# Un saluto, dselect, foobar e altre cose

## ngw

Un saluto a tutta la comunità italiana di Gentoo da un vecchio debianista che ha recentemente migrato la sua workstation  :Smile: 

Volevo chiedere, a nessuno è venuto in mente un tool come dselect ? Perchè ?

Io posso iniziare a buttare giù qualcosa in Python, magari lasciando l'onere ad altri di scrivere frontend differenti a ncurses o gtk (io quelli conosco).

C'è qualche motivo che non immediatamente chiaro per cui non è stato ancora fatto ?

Io su debian ero dselect dipendente, e mi sembra che portage sia decisamente adatto e possa avere funzionalità molto simili...

----------

## fedeliallalinea

 *ngw wrote:*   

> a nessuno è venuto in mente un tool come dselect ? 

 

No e spero che a nessuno venga in mente. E', secondo me, la cosa piu' mal riuscita in debian.

----------

## Sym

 *fedeliallalinea wrote:*   

>  *ngw wrote:*   a nessuno è venuto in mente un tool come dselect ?  
> 
> No e spero che a nessuno venga in mente. E', secondo me, la cosa piu' mal riuscita in debian.

 

Concordo   :Smile: 

----------

## BlueRaven

 *fedeliallalinea wrote:*   

>  *ngw wrote:*   a nessuno è venuto in mente un tool come dselect ?  
> 
> No e spero che a nessuno venga in mente. E', secondo me, la cosa piu' mal riuscita in debian.

 

Siamo già OT, ma se bsolar ha un po' di clemenza mi piacerebbe sapere le motivazioni di questa affermazione.

IMHO, se lo conosci bene dselect è superiore anche ad apt, e ce ne vuole...

----------

## Ginko

 *ngw wrote:*   

> a nessuno è venuto in mente un tool come dselect ?

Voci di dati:
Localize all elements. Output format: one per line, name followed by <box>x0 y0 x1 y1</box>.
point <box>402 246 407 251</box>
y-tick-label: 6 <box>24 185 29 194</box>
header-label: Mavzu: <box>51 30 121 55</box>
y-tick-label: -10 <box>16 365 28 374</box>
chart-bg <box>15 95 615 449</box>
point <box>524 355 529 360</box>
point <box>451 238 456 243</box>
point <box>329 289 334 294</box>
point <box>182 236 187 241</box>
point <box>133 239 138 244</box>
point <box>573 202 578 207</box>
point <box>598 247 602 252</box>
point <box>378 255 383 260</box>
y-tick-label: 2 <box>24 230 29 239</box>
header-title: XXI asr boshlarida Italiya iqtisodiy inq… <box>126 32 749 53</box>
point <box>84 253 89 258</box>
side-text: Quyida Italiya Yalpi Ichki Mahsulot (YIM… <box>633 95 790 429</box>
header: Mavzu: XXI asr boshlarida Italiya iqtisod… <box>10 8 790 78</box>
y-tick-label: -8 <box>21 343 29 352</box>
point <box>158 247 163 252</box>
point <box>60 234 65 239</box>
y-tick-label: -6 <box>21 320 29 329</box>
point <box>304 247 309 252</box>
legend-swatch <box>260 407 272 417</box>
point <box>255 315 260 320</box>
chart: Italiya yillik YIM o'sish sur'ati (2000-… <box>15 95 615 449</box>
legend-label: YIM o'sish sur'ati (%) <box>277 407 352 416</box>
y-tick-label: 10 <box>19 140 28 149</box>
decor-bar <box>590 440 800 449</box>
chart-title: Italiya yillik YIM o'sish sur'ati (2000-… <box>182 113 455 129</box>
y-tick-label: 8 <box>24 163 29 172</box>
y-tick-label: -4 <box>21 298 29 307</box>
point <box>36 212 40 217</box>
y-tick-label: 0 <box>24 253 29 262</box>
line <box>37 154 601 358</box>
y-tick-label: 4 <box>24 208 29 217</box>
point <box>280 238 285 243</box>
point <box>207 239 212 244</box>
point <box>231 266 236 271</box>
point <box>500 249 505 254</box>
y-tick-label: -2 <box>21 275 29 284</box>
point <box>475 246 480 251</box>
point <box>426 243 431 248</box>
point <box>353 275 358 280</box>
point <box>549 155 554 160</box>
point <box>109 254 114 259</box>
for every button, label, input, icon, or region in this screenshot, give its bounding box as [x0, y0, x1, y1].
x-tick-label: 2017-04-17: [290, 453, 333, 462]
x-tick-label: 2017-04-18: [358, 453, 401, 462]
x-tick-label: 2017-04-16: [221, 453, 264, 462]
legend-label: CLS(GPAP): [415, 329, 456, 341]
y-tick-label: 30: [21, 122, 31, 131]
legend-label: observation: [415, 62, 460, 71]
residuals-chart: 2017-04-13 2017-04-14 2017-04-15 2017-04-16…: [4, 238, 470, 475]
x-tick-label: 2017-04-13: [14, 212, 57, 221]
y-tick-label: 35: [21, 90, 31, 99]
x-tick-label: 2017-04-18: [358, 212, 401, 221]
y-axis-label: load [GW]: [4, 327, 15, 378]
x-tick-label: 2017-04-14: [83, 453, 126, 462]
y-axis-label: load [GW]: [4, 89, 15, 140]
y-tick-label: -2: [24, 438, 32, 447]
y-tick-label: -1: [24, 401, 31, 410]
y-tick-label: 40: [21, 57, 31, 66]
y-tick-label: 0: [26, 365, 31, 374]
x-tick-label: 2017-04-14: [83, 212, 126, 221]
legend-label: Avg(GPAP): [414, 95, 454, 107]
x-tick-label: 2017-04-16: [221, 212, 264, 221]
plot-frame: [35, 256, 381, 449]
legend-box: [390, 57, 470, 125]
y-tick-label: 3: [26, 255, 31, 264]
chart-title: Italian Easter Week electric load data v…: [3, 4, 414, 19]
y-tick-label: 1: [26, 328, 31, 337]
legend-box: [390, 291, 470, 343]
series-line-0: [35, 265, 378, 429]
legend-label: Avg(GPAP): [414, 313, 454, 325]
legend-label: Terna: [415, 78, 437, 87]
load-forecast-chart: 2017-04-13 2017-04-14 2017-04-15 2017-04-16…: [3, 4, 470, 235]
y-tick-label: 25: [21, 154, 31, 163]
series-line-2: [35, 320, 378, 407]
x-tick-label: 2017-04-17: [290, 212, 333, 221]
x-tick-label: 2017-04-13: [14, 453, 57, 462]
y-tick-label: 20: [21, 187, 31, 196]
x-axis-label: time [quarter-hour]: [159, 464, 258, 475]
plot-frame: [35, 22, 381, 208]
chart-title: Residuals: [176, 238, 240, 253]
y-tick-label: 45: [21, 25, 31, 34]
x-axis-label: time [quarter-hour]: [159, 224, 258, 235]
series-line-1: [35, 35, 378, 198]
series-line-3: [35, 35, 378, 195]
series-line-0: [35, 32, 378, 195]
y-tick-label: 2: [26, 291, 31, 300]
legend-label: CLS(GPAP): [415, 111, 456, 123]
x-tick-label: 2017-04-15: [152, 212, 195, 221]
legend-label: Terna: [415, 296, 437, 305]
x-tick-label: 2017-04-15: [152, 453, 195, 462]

§ **CONSEGNA SCRITTA**
Indica in quale linguaggio ngw si offre di iniziare a scrivere qualcosa, secondo la discussione su dselect.

§ **SOLUZIONE COMPLETA**
In Python.